[Start]

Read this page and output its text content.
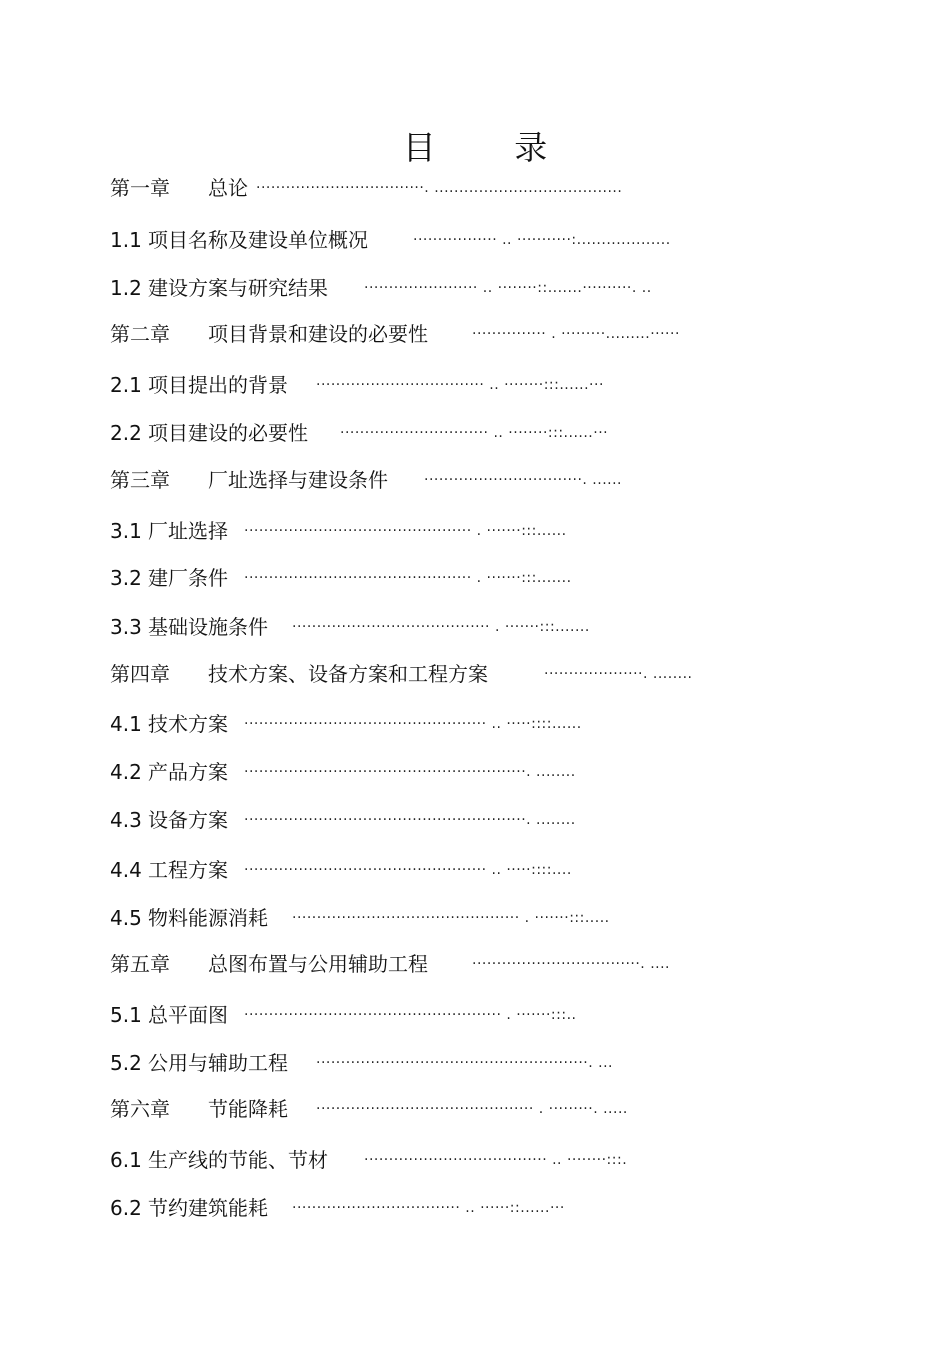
目 录
第一章 总论 ··································. ......................................
1.1 项目名称及建设单位概况	················· .. ···········:...................
1.2 建设方案与研究结果	······················· .. ········::.......··········. ..
第二章 项目背景和建设的必要性	··············· . ·········.........······
2.1 项目提出的背景 ·································· .. ········:::......···
2.2 项目建设的必要性 ······························ .. ········:::......···
第三章 厂址选择与建设条件	································. ......
3.1 厂址选择 ·············································· . ·······:::......
3.2 建厂条件 ·············································· . ·······:::.......
3.3 基础设施条件 ········································ . ·······:::.......
第四章 技术方案、设备方案和工程方案	····················. ........
4.1 技术方案 ················································· .. ·····::::......
4.2 产品方案 ·························································. ........
4.3 设备方案 ·························································. ........
4.4 工程方案 ················································· .. ·····::::....
4.5 物料能源消耗 ·············································· . ·······:::.....
第五章 总图布置与公用辅助工程	··································. ....
5.1 总平面图 ···················································· . ·······:::..
5.2 公用与辅助工程 ·······················································. ...
第六章 节能降耗 ············································ . ·········. .....
6.1 生产线的节能、节材	····································· .. ········:::.
6.2 节约建筑能耗 ·································· .. ······::......···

[End]

__What you have to do__. Working from the material above, transcribe it exactly while omitting pictures.

__Complete response__.
Read this page and output its text content.
目 录
第一章 总论 ··································. ......................................
1.1 项目名称及建设单位概况	················· .. ···········:...................
1.2 建设方案与研究结果	······················· .. ········::.......··········. ..
第二章 项目背景和建设的必要性	··············· . ·········.........······
2.1 项目提出的背景 ·································· .. ········:::......···
2.2 项目建设的必要性 ······························ .. ········:::......···
第三章 厂址选择与建设条件	································. ......
3.1 厂址选择 ·············································· . ·······:::......
3.2 建厂条件 ·············································· . ·······:::.......
3.3 基础设施条件 ········································ . ·······:::.......
第四章 技术方案、设备方案和工程方案	····················. ........
4.1 技术方案 ················································· .. ·····::::......
4.2 产品方案 ·························································. ........
4.3 设备方案 ·························································. ........
4.4 工程方案 ················································· .. ·····::::....
4.5 物料能源消耗 ·············································· . ·······:::.....
第五章 总图布置与公用辅助工程	··································. ....
5.1 总平面图 ···················································· . ·······:::..
5.2 公用与辅助工程 ·······················································. ...
第六章 节能降耗 ············································ . ·········. .....
6.1 生产线的节能、节材	····································· .. ········:::.
6.2 节约建筑能耗 ·································· .. ······::......···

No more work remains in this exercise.